▶ **EXERCISE PROMPT**
How many of the lines below hold the word "자연수는"? Answer only with the number.

▶ **RECORDS SUPPLIED**
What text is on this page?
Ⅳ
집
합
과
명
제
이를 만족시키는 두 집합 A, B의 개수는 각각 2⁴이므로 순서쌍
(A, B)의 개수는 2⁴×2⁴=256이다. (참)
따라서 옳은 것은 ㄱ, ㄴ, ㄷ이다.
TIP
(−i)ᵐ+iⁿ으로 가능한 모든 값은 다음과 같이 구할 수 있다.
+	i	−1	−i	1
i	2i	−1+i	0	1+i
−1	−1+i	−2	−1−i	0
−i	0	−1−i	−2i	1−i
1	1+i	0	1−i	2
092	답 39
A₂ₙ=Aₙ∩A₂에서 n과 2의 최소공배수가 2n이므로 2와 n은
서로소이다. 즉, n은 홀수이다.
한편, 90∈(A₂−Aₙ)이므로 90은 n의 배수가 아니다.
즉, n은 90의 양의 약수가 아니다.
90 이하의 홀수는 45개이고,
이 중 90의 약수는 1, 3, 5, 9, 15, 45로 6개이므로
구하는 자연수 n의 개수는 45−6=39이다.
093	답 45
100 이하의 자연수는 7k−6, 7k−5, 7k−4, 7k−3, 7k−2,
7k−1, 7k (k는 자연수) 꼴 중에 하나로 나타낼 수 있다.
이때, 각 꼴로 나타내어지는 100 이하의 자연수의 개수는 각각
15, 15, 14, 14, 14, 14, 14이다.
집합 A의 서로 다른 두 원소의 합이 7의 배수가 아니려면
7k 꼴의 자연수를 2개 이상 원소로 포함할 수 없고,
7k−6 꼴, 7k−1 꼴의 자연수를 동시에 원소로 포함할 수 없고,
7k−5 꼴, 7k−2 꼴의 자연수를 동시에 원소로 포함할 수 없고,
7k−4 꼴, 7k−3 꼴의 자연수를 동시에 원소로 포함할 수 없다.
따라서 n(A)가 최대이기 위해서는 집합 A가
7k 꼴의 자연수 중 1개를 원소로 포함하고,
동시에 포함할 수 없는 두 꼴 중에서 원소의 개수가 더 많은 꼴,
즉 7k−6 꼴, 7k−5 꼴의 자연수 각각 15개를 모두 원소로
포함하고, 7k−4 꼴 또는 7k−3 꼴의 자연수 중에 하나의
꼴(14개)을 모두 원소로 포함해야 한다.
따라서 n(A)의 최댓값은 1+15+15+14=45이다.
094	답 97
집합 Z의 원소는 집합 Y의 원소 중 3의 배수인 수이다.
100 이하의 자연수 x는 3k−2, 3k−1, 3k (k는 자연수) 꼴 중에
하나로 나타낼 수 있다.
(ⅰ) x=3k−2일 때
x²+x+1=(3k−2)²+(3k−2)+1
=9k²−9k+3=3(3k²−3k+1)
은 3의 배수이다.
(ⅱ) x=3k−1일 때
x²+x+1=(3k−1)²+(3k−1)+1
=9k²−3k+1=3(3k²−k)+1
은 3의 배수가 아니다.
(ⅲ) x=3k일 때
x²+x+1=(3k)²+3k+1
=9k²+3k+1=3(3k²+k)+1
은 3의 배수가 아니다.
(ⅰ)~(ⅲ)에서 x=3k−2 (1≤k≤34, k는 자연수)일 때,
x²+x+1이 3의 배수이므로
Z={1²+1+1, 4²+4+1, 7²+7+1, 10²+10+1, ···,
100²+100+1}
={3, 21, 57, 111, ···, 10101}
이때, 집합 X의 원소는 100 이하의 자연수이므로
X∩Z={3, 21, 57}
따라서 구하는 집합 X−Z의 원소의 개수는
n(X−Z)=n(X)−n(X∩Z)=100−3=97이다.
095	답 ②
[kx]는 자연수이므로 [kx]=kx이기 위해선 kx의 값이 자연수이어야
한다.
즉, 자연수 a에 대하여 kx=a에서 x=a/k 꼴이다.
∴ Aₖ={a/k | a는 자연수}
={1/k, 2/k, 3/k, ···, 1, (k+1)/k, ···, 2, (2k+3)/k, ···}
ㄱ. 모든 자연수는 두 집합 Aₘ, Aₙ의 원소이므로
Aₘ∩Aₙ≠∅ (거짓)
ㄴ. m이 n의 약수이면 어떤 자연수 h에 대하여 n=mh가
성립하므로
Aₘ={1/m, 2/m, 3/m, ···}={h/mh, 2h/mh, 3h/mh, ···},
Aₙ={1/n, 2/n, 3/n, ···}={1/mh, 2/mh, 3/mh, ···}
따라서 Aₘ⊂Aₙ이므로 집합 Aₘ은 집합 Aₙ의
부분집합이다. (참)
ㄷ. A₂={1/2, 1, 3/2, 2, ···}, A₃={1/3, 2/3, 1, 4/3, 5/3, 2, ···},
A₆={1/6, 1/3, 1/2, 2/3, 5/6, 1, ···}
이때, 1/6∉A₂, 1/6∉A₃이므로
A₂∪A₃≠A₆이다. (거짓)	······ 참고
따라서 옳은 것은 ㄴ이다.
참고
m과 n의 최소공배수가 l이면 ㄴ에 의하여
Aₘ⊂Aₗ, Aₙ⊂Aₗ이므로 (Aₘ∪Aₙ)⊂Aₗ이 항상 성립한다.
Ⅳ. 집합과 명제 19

▶ **THE RESPONSE**
2